Direction
Below are the records; collect from them each line containing the string "VIEW".

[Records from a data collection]
— BEGIN —
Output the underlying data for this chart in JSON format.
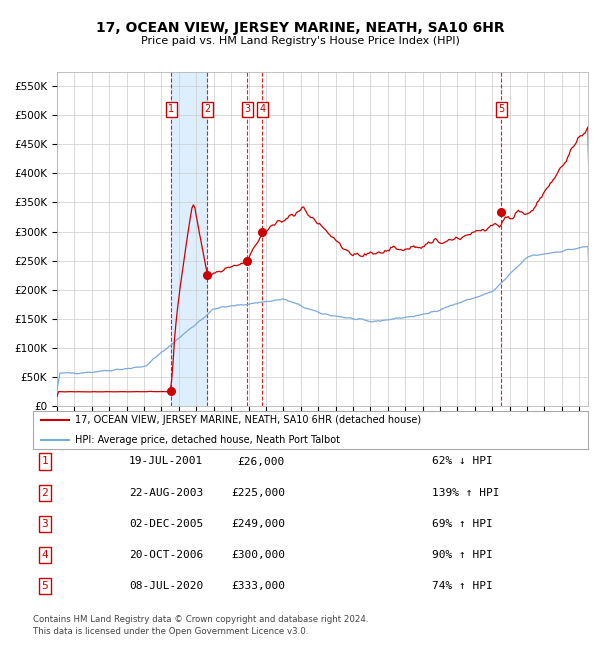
{
  "title": "17, OCEAN VIEW, JERSEY MARINE, NEATH, SA10 6HR",
  "subtitle": "Price paid vs. HM Land Registry's House Price Index (HPI)",
  "legend_line1": "17, OCEAN VIEW, JERSEY MARINE, NEATH, SA10 6HR (detached house)",
  "legend_line2": "HPI: Average price, detached house, Neath Port Talbot",
  "footer1": "Contains HM Land Registry data © Crown copyright and database right 2024.",
  "footer2": "This data is licensed under the Open Government Licence v3.0.",
  "sale_dates_num": [
    2001.55,
    2003.64,
    2005.92,
    2006.8,
    2020.52
  ],
  "sale_prices": [
    26000,
    225000,
    249000,
    300000,
    333000
  ],
  "sale_labels": [
    "1",
    "2",
    "3",
    "4",
    "5"
  ],
  "sale_info": [
    [
      "1",
      "19-JUL-2001",
      "£26,000",
      "62% ↓ HPI"
    ],
    [
      "2",
      "22-AUG-2003",
      "£225,000",
      "139% ↑ HPI"
    ],
    [
      "3",
      "02-DEC-2005",
      "£249,000",
      "69% ↑ HPI"
    ],
    [
      "4",
      "20-OCT-2006",
      "£300,000",
      "90% ↑ HPI"
    ],
    [
      "5",
      "08-JUL-2020",
      "£333,000",
      "74% ↑ HPI"
    ]
  ],
  "hpi_color": "#7aaadd",
  "price_color": "#cc0000",
  "bg_color": "#ffffff",
  "grid_color": "#cccccc",
  "shade_color": "#ddeeff",
  "ylim": [
    0,
    575000
  ],
  "xlim_start": 1995.0,
  "xlim_end": 2025.5,
  "yticks": [
    0,
    50000,
    100000,
    150000,
    200000,
    250000,
    300000,
    350000,
    400000,
    450000,
    500000,
    550000
  ]
}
— END —
Problem solution
  "title": "17, OCEAN VIEW, JERSEY MARINE, NEATH, SA10 6HR",
  "legend_line1": "17, OCEAN VIEW, JERSEY MARINE, NEATH, SA10 6HR (detached house)",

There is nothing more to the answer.